Stored records:
* BEGIN *

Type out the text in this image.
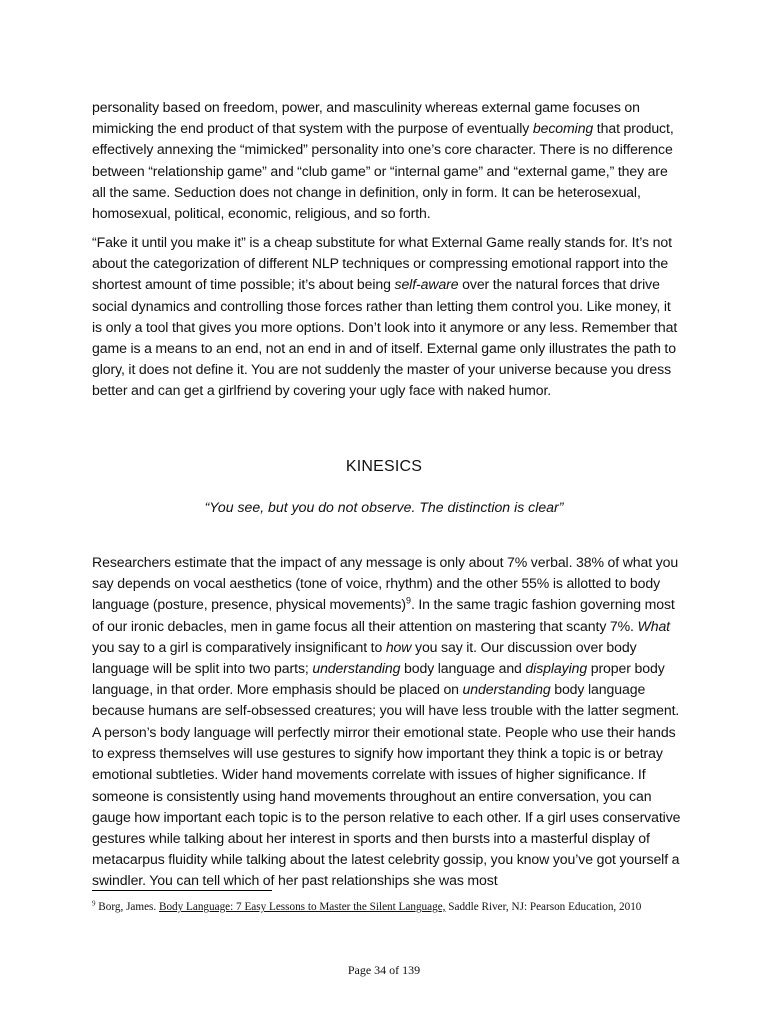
personality based on freedom, power, and masculinity whereas external game focuses on mimicking the end product of that system with the purpose of eventually becoming that product, effectively annexing the “mimicked” personality into one’s core character. There is no difference between “relationship game” and “club game” or “internal game” and “external game,” they are all the same. Seduction does not change in definition, only in form. It can be heterosexual, homosexual, political, economic, religious, and so forth.

“Fake it until you make it” is a cheap substitute for what External Game really stands for. It’s not about the categorization of different NLP techniques or compressing emotional rapport into the shortest amount of time possible; it’s about being self-aware over the natural forces that drive social dynamics and controlling those forces rather than letting them control you. Like money, it is only a tool that gives you more options. Don’t look into it anymore or any less. Remember that game is a means to an end, not an end in and of itself. External game only illustrates the path to glory, it does not define it. You are not suddenly the master of your universe because you dress better and can get a girlfriend by covering your ugly face with naked humor.

KINESICS
“You see, but you do not observe. The distinction is clear”

Researchers estimate that the impact of any message is only about 7% verbal. 38% of what you say depends on vocal aesthetics (tone of voice, rhythm) and the other 55% is allotted to body language (posture, presence, physical movements)$^9$. In the same tragic fashion governing most of our ironic debacles, men in game focus all their attention on mastering that scanty 7%. What you say to a girl is comparatively insignificant to how you say it. Our discussion over body language will be split into two parts; understanding body language and displaying proper body language, in that order. More emphasis should be placed on understanding body language because humans are self-obsessed creatures; you will have less trouble with the latter segment.

A person’s body language will perfectly mirror their emotional state. People who use their hands to express themselves will use gestures to signify how important they think a topic is or betray emotional subtleties. Wider hand movements correlate with issues of higher significance. If someone is consistently using hand movements throughout an entire conversation, you can gauge how important each topic is to the person relative to each other. If a girl uses conservative gestures while talking about her interest in sports and then bursts into a masterful display of metacarpus fluidity while talking about the latest celebrity gossip, you know you’ve got yourself a swindler. You can tell which of her past relationships she was most

$^9$ Borg, James. Body Language: 7 Easy Lessons to Master the Silent Language, Saddle River, NJ: Pearson Education, 2010
Page 34 of 139
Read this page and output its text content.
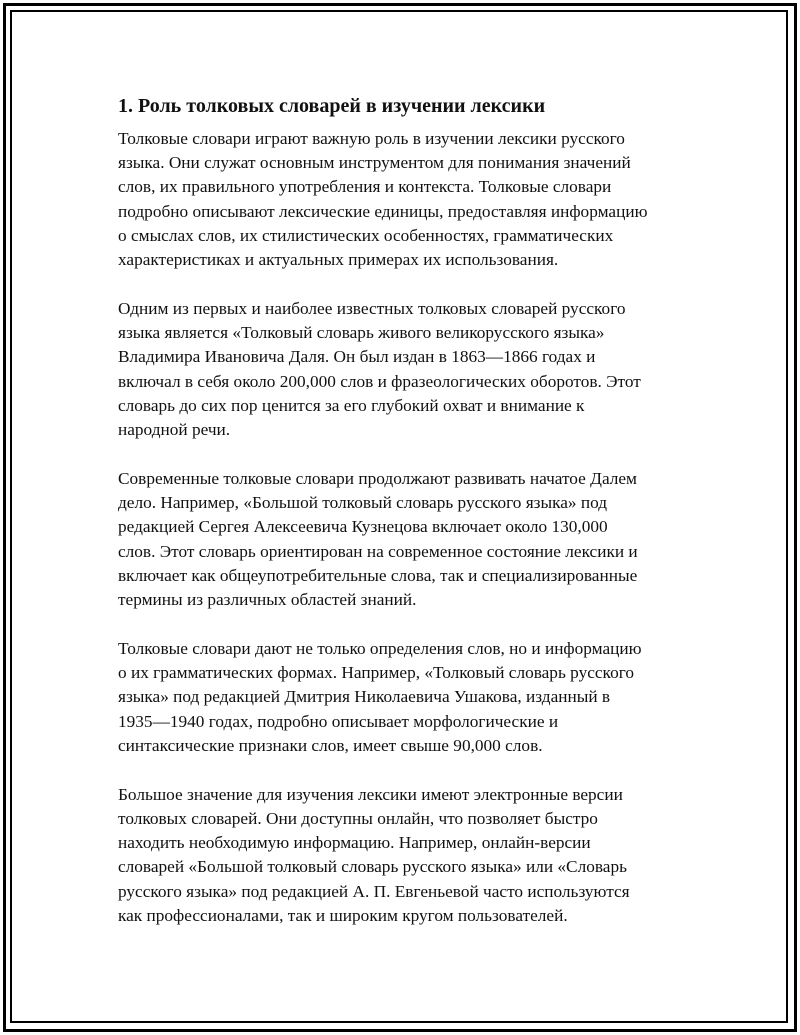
1. Роль толковых словарей в изучении лексики

Толковые словари играют важную роль в изучении лексики русского
языка. Они служат основным инструментом для понимания значений
слов, их правильного употребления и контекста. Толковые словари
подробно описывают лексические единицы, предоставляя информацию
о смыслах слов, их стилистических особенностях, грамматических
характеристиках и актуальных примерах их использования.

Одним из первых и наиболее известных толковых словарей русского
языка является «Толковый словарь живого великорусского языка»
Владимира Ивановича Даля. Он был издан в 1863—1866 годах и
включал в себя около 200,000 слов и фразеологических оборотов. Этот
словарь до сих пор ценится за его глубокий охват и внимание к
народной речи.

Современные толковые словари продолжают развивать начатое Далем
дело. Например, «Большой толковый словарь русского языка» под
редакцией Сергея Алексеевича Кузнецова включает около 130,000
слов. Этот словарь ориентирован на современное состояние лексики и
включает как общеупотребительные слова, так и специализированные
термины из различных областей знаний.

Толковые словари дают не только определения слов, но и информацию
о их грамматических формах. Например, «Толковый словарь русского
языка» под редакцией Дмитрия Николаевича Ушакова, изданный в
1935—1940 годах, подробно описывает морфологические и
синтаксические признаки слов, имеет свыше 90,000 слов.

Большое значение для изучения лексики имеют электронные версии
толковых словарей. Они доступны онлайн, что позволяет быстро
находить необходимую информацию. Например, онлайн-версии
словарей «Большой толковый словарь русского языка» или «Словарь
русского языка» под редакцией А. П. Евгеньевой часто используются
как профессионалами, так и широким кругом пользователей.
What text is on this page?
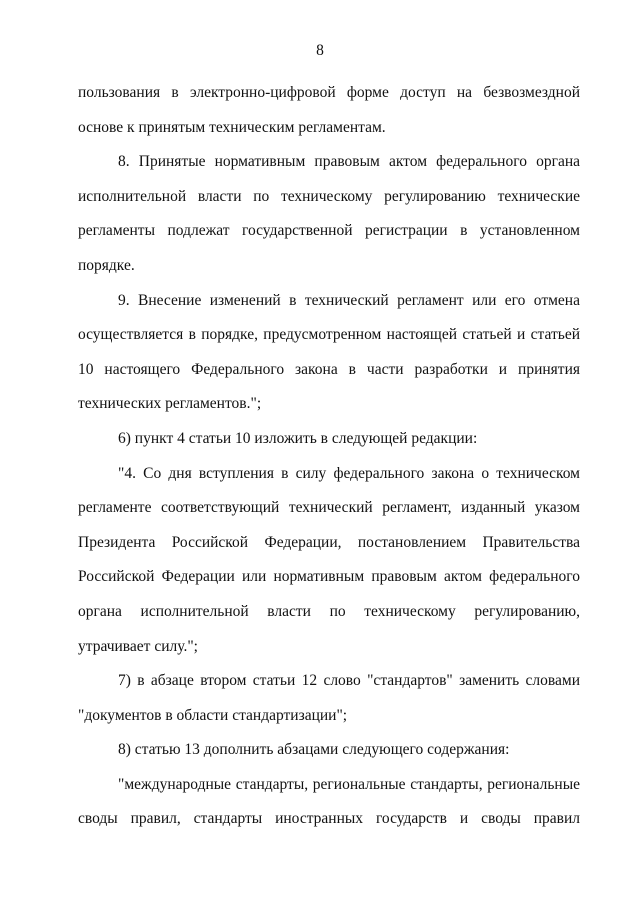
8

пользования в электронно-цифровой форме доступ на безвозмездной основе к принятым техническим регламентам.

8. Принятые нормативным правовым актом федерального органа исполнительной власти по техническому регулированию технические регламенты подлежат государственной регистрации в установленном порядке.

9. Внесение изменений в технический регламент или его отмена осуществляется в порядке, предусмотренном настоящей статьей и статьей 10 настоящего Федерального закона в части разработки и принятия технических регламентов.";

6) пункт 4 статьи 10 изложить в следующей редакции:

"4. Со дня вступления в силу федерального закона о техническом регламенте соответствующий технический регламент, изданный указом Президента Российской Федерации, постановлением Правительства Российской Федерации или нормативным правовым актом федерального органа исполнительной власти по техническому регулированию, утрачивает силу.";

7) в абзаце втором статьи 12 слово "стандартов" заменить словами "документов в области стандартизации";

8) статью 13 дополнить абзацами следующего содержания:

"международные стандарты, региональные стандарты, региональные своды правил, стандарты иностранных государств и своды правил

* END *

▶ _Aim of the task_
The word "подробно" may appear on some lines of these records; state how many such lines there are, and nothing else.

▶ _Result for this exercise_
2